What is being asked :: Search the data for the string "Preview" and extract every line where it appears.

(Data items)
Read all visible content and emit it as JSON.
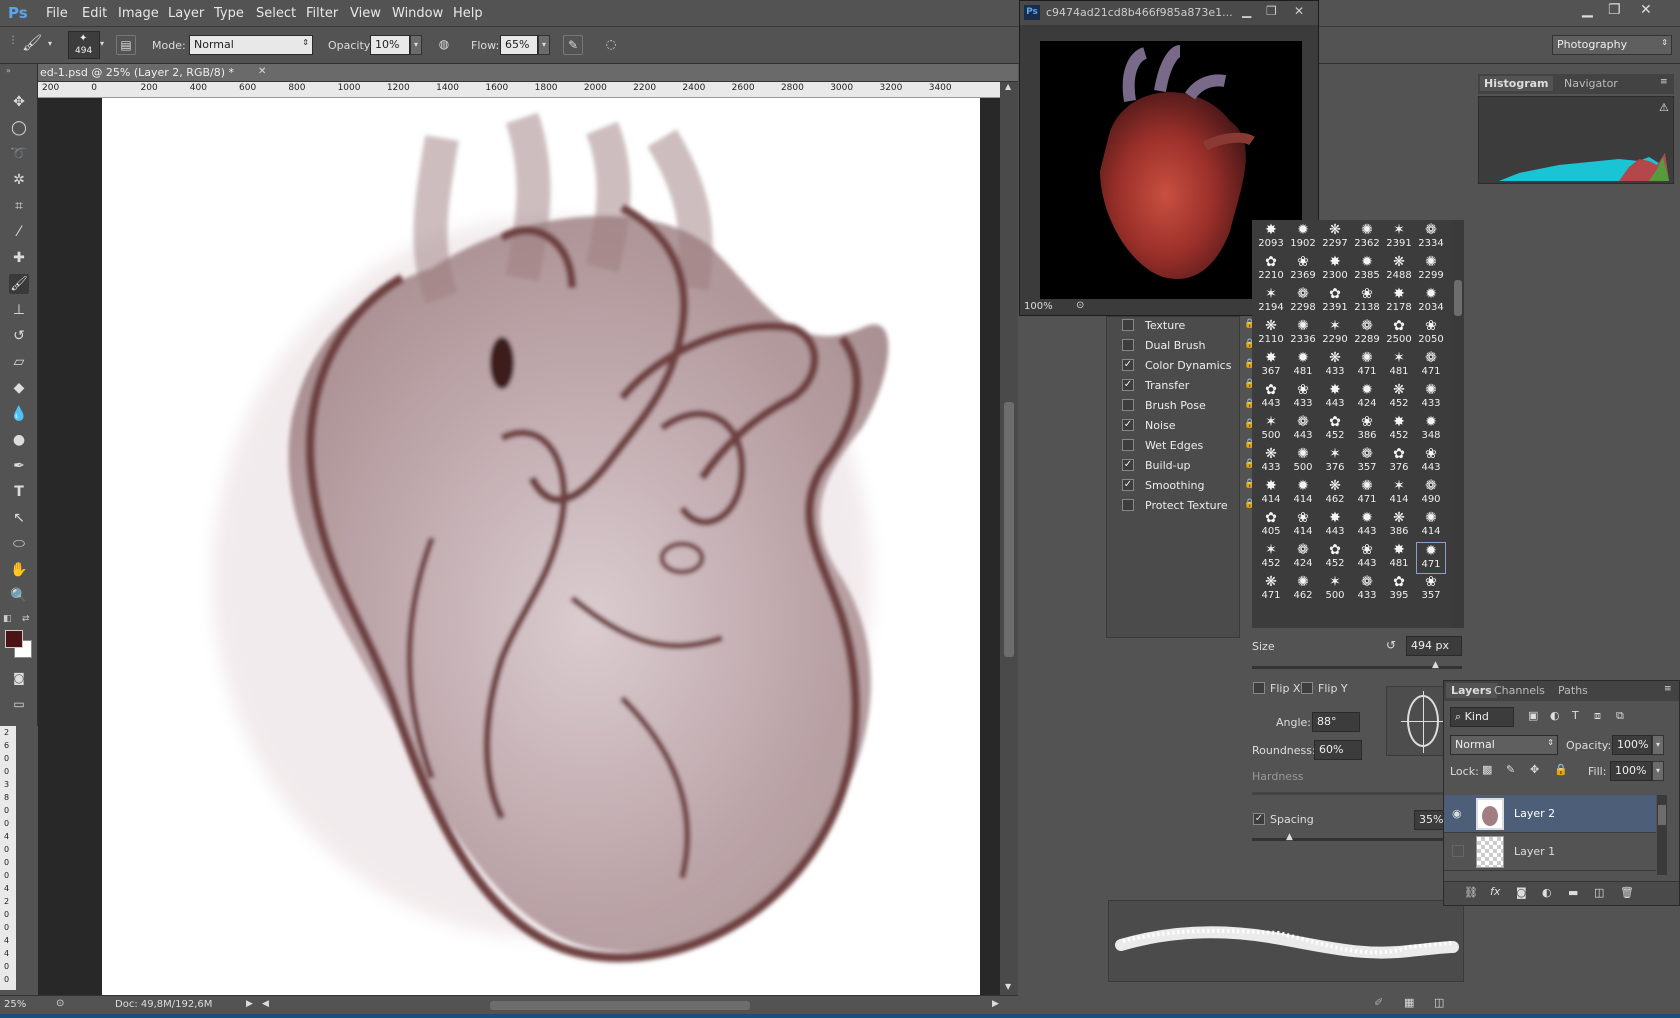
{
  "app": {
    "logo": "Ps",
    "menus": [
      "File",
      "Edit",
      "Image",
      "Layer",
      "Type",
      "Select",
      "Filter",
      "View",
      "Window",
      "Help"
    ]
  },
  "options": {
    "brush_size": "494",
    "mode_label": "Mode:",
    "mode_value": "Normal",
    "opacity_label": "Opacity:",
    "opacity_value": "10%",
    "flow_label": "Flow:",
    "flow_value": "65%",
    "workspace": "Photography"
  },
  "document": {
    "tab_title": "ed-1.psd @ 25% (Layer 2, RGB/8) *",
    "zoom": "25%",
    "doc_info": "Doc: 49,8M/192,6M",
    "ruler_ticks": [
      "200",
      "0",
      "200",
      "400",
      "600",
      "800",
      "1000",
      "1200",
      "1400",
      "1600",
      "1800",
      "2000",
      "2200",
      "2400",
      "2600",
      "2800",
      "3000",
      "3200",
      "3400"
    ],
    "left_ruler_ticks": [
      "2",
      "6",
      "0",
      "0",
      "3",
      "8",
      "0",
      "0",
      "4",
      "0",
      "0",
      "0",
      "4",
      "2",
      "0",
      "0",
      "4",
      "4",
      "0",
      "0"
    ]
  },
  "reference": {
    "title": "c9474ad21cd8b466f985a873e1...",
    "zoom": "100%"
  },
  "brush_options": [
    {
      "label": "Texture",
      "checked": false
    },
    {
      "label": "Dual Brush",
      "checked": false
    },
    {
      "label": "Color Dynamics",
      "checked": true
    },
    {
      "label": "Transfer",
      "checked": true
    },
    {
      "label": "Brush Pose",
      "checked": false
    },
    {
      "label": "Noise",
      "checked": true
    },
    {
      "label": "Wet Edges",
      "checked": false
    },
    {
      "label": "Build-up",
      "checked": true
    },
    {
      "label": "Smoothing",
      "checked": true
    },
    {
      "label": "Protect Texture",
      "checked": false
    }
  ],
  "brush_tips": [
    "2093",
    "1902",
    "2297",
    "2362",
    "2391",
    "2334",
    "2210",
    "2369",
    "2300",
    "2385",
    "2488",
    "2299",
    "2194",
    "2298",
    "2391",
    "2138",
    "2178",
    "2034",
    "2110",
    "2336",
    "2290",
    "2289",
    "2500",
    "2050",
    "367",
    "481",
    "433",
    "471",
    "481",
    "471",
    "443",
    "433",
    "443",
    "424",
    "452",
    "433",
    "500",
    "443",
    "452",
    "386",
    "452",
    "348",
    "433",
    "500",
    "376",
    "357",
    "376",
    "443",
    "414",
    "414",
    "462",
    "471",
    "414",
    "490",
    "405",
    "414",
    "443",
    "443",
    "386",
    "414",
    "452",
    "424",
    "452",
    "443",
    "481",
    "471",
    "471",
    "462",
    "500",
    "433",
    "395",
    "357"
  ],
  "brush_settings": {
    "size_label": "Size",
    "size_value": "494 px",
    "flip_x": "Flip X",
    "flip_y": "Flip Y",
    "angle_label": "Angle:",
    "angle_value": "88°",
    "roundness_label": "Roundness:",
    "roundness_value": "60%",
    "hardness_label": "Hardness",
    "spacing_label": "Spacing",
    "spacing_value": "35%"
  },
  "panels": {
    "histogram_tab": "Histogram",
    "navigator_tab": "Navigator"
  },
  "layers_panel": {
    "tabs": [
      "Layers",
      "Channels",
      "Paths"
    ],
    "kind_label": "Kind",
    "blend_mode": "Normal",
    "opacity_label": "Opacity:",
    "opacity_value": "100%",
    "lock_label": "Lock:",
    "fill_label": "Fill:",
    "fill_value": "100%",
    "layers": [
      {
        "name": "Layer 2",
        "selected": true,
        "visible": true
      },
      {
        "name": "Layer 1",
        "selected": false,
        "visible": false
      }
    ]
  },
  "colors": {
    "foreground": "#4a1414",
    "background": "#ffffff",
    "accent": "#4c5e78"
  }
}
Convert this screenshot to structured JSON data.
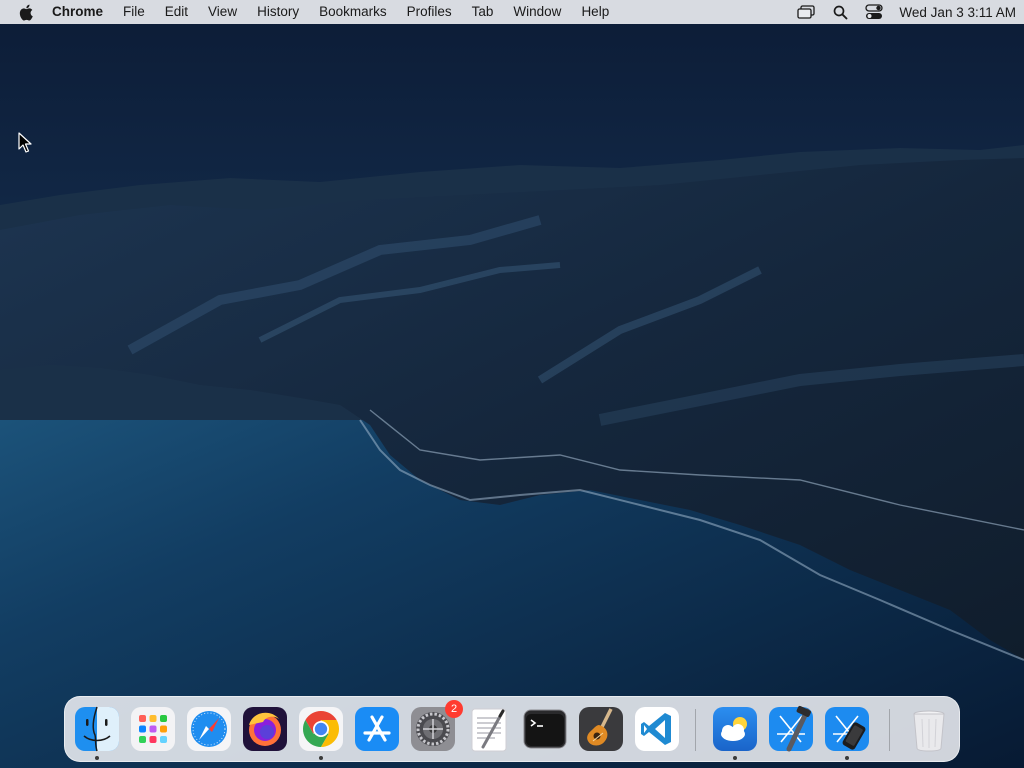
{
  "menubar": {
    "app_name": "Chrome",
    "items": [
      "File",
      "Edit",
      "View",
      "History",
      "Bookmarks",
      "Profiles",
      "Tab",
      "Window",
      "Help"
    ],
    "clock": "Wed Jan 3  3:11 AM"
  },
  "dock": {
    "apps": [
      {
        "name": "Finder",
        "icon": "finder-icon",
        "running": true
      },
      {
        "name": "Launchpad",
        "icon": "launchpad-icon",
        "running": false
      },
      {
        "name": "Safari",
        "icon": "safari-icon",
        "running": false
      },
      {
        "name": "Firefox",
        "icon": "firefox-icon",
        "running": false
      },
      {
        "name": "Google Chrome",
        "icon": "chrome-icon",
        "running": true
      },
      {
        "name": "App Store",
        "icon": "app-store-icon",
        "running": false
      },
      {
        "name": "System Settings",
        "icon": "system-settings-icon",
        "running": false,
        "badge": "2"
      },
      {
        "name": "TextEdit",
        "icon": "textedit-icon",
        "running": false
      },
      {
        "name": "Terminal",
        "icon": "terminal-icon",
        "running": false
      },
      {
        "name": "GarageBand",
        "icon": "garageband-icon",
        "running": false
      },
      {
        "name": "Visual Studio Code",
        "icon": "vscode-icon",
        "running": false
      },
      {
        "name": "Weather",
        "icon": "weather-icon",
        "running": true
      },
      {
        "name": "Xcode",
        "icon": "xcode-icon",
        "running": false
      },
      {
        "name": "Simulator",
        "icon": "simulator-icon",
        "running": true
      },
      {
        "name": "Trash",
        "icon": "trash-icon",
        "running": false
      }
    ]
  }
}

* * *

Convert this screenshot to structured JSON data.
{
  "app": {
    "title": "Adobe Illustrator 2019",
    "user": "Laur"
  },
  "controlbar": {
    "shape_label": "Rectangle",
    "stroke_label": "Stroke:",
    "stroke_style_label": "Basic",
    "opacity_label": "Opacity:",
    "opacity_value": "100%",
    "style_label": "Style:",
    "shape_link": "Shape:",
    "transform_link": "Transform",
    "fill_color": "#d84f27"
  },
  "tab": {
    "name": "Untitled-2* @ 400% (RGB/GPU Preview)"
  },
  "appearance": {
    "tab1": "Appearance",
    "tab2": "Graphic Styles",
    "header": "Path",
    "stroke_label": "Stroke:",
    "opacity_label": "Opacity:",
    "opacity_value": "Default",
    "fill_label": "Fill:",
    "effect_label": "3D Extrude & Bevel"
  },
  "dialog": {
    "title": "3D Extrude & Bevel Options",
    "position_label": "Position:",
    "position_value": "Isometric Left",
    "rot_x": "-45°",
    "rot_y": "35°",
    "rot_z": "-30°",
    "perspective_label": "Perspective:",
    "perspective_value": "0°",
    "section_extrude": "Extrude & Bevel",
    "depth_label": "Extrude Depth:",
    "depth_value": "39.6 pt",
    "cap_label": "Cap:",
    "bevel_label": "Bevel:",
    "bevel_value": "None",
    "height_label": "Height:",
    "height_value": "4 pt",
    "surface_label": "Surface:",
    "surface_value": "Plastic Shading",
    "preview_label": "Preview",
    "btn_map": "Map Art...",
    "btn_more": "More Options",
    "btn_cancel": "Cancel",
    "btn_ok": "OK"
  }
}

The solution ::
    "name": "Untitled-2* @ 400% (RGB/GPU Preview)"
    "preview_label": "Preview",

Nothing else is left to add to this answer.